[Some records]

==================================================

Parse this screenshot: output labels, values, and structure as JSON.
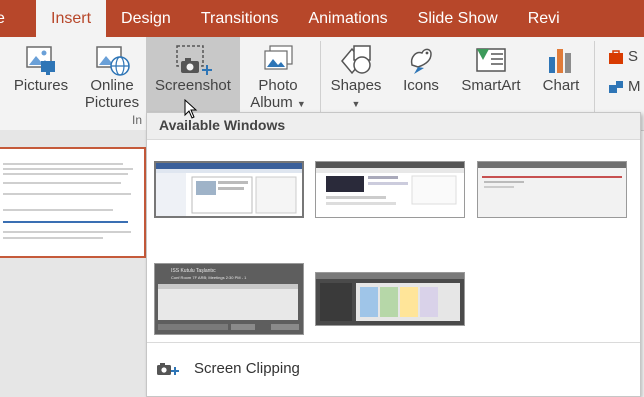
{
  "tabs": [
    {
      "label": "e",
      "active": false
    },
    {
      "label": "Insert",
      "active": true
    },
    {
      "label": "Design",
      "active": false
    },
    {
      "label": "Transitions",
      "active": false
    },
    {
      "label": "Animations",
      "active": false
    },
    {
      "label": "Slide Show",
      "active": false
    },
    {
      "label": "Revi",
      "active": false
    }
  ],
  "ribbon": {
    "pictures": "Pictures",
    "online_pictures_1": "Online",
    "online_pictures_2": "Pictures",
    "screenshot": "Screenshot",
    "photo_album_1": "Photo",
    "photo_album_2": "Album",
    "shapes": "Shapes",
    "icons": "Icons",
    "smartart": "SmartArt",
    "chart": "Chart",
    "group_label": "In",
    "cut_letter_1": "S",
    "cut_letter_2": "M"
  },
  "dropdown": {
    "header": "Available Windows",
    "windows": [
      {
        "name": "window-thumbnail-1"
      },
      {
        "name": "window-thumbnail-2"
      },
      {
        "name": "window-thumbnail-3"
      },
      {
        "name": "window-thumbnail-4"
      },
      {
        "name": "window-thumbnail-5"
      }
    ],
    "window4_title": "ISS Kutulu Taşlantıc",
    "window4_sub": "Conf Room 7F ARB; Meetings 2:30 PM - 1",
    "clipping_label": "Screen Clipping",
    "clipping_underline": "C"
  },
  "colors": {
    "accent": "#b7472a",
    "ribbon_bg": "#f3f3f3"
  }
}
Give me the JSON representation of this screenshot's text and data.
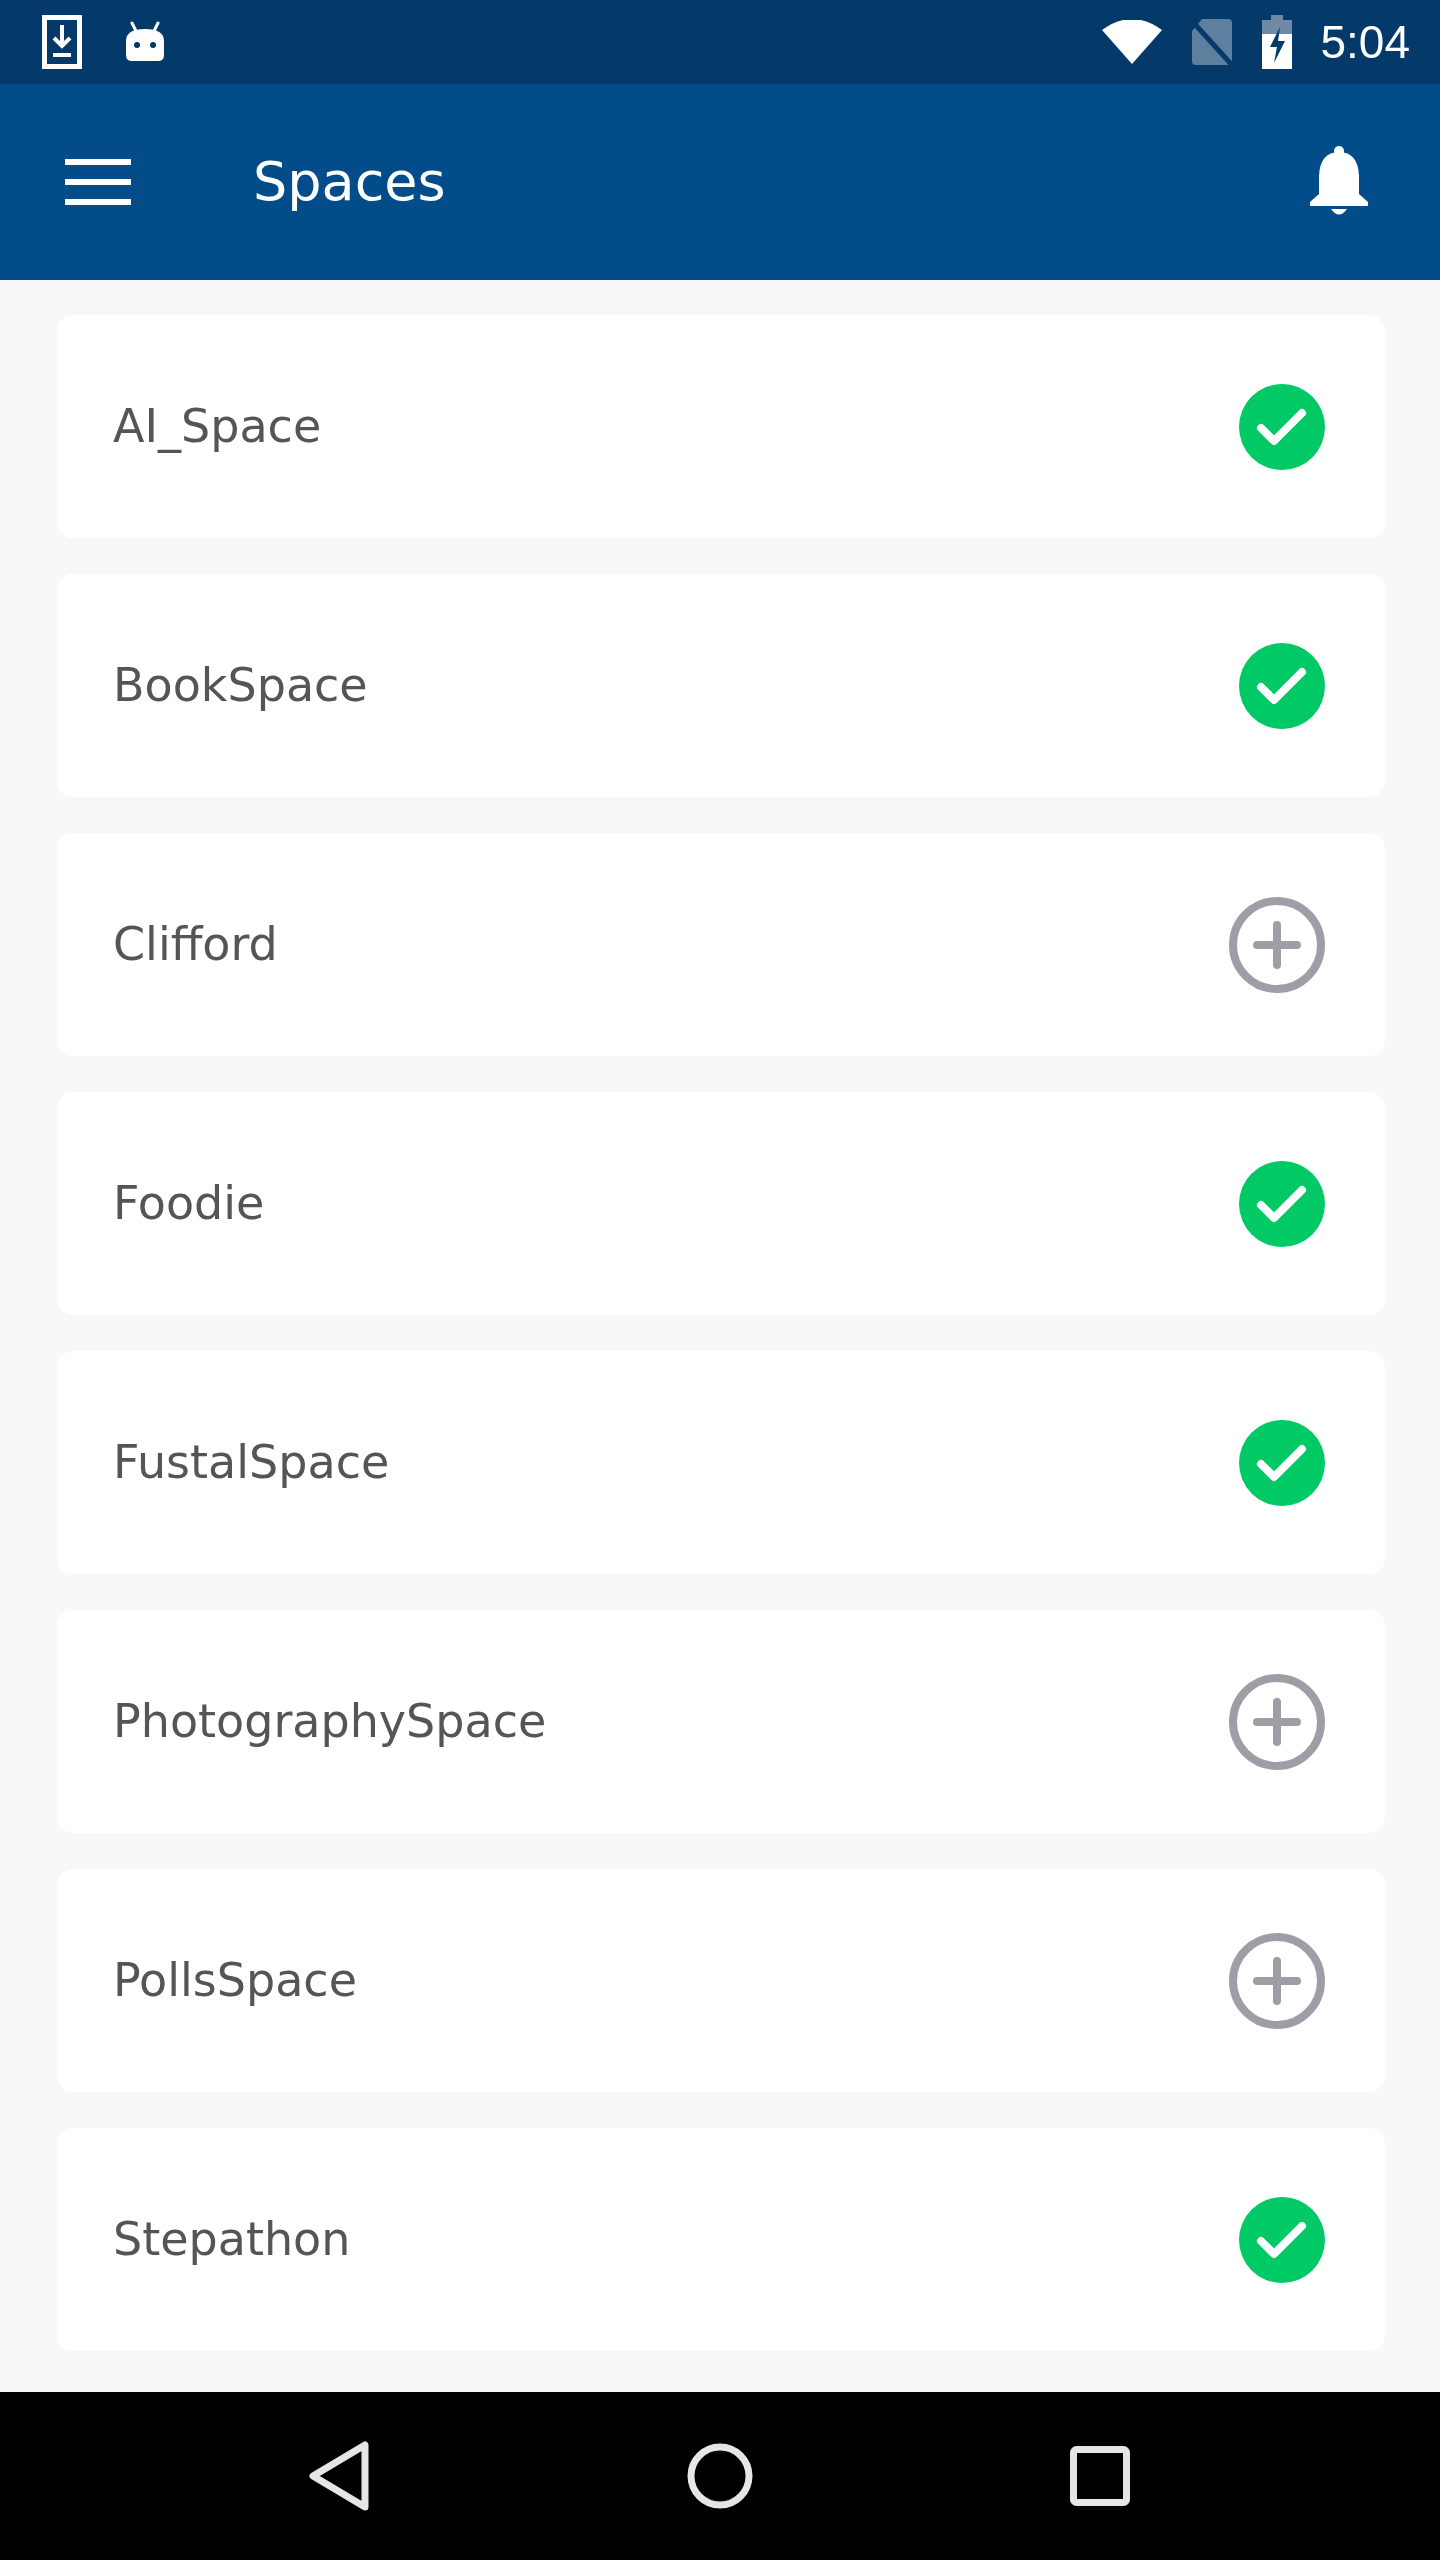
{
  "status_bar": {
    "time": "5:04"
  },
  "app_bar": {
    "title": "Spaces"
  },
  "spaces": [
    {
      "name": "AI_Space",
      "joined": true
    },
    {
      "name": "BookSpace",
      "joined": true
    },
    {
      "name": "Clifford",
      "joined": false
    },
    {
      "name": "Foodie",
      "joined": true
    },
    {
      "name": "FustalSpace",
      "joined": true
    },
    {
      "name": "PhotographySpace",
      "joined": false
    },
    {
      "name": "PollsSpace",
      "joined": false
    },
    {
      "name": "Stepathon",
      "joined": true
    }
  ]
}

==================================================

Repeat exactly the lines above, from the line containing "Give me the" through the last line of the records, inclusive; omit any pictures.

• **REPLY**:
Give me the JSON representation of this screenshot's text and data.
{
  "status_bar": {
    "time": "5:04"
  },
  "app_bar": {
    "title": "Spaces"
  },
  "spaces": [
    {
      "name": "AI_Space",
      "joined": true
    },
    {
      "name": "BookSpace",
      "joined": true
    },
    {
      "name": "Clifford",
      "joined": false
    },
    {
      "name": "Foodie",
      "joined": true
    },
    {
      "name": "FustalSpace",
      "joined": true
    },
    {
      "name": "PhotographySpace",
      "joined": false
    },
    {
      "name": "PollsSpace",
      "joined": false
    },
    {
      "name": "Stepathon",
      "joined": true
    }
  ]
}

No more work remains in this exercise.